Each line of the listing must be transcribed exactly, except for the images, which should be excluded.

* RECORDS TO PROCESS:
-- -- --

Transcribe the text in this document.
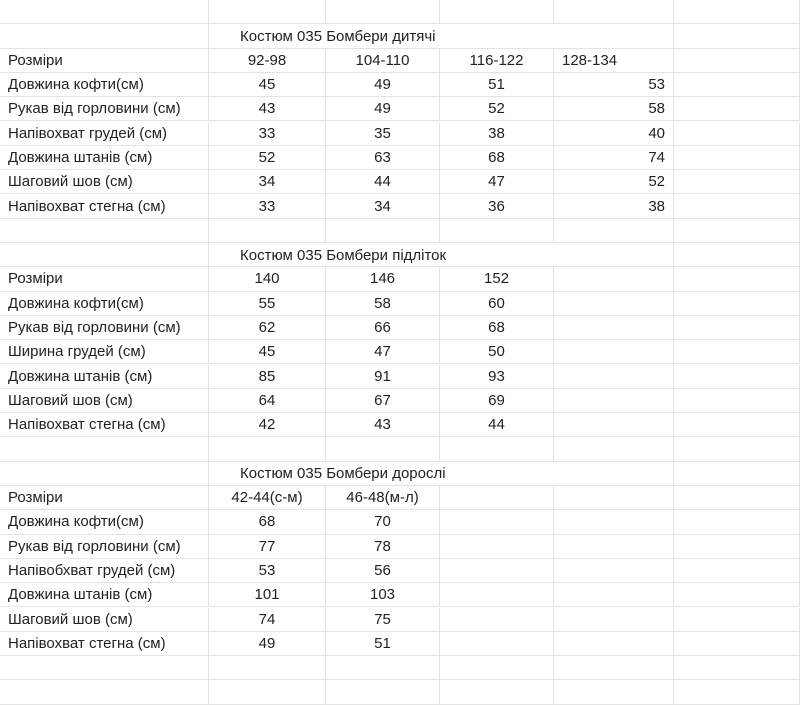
Костюм 035 Бомбери дитячі
Розміри	92-98	104-110	116-122	128-134
Довжина кофти(см)	45	49	51	53
Рукав від горловини (см)	43	49	52	58
Напівохват грудей (см)	33	35	38	40
Довжина штанів (см)	52	63	68	74
Шаговий шов (см)	34	44	47	52
Напівохват стегна (см)	33	34	36	38
Костюм 035 Бомбери підліток
Розміри	140	146	152
Довжина кофти(см)	55	58	60
Рукав від горловини (см)	62	66	68
Ширина грудей (см)	45	47	50
Довжина штанів (см)	85	91	93
Шаговий шов (см)	64	67	69
Напівохват стегна (см)	42	43	44
Костюм 035 Бомбери дорослі
Розміри	42-44(с-м)	46-48(м-л)
Довжина кофти(см)	68	70
Рукав від горловини (см)	77	78
Напівобхват грудей (см)	53	56
Довжина штанів (см)	101	103
Шаговий шов (см)	74	75
Напівохват стегна (см)	49	51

-- -- --

* WRITTEN ANSWER:
Transcribe the text in this document.
Костюм 035 Бомбери дитячі
Розміри	92-98	104-110	116-122	128-134
Довжина кофти(см)	45	49	51	53
Рукав від горловини (см)	43	49	52	58
Напівохват грудей (см)	33	35	38	40
Довжина штанів (см)	52	63	68	74
Шаговий шов (см)	34	44	47	52
Напівохват стегна (см)	33	34	36	38
Костюм 035 Бомбери підліток
Розміри	140	146	152
Довжина кофти(см)	55	58	60
Рукав від горловини (см)	62	66	68
Ширина грудей (см)	45	47	50
Довжина штанів (см)	85	91	93
Шаговий шов (см)	64	67	69
Напівохват стегна (см)	42	43	44
Костюм 035 Бомбери дорослі
Розміри	42-44(с-м)	46-48(м-л)
Довжина кофти(см)	68	70
Рукав від горловини (см)	77	78
Напівобхват грудей (см)	53	56
Довжина штанів (см)	101	103
Шаговий шов (см)	74	75
Напівохват стегна (см)	49	51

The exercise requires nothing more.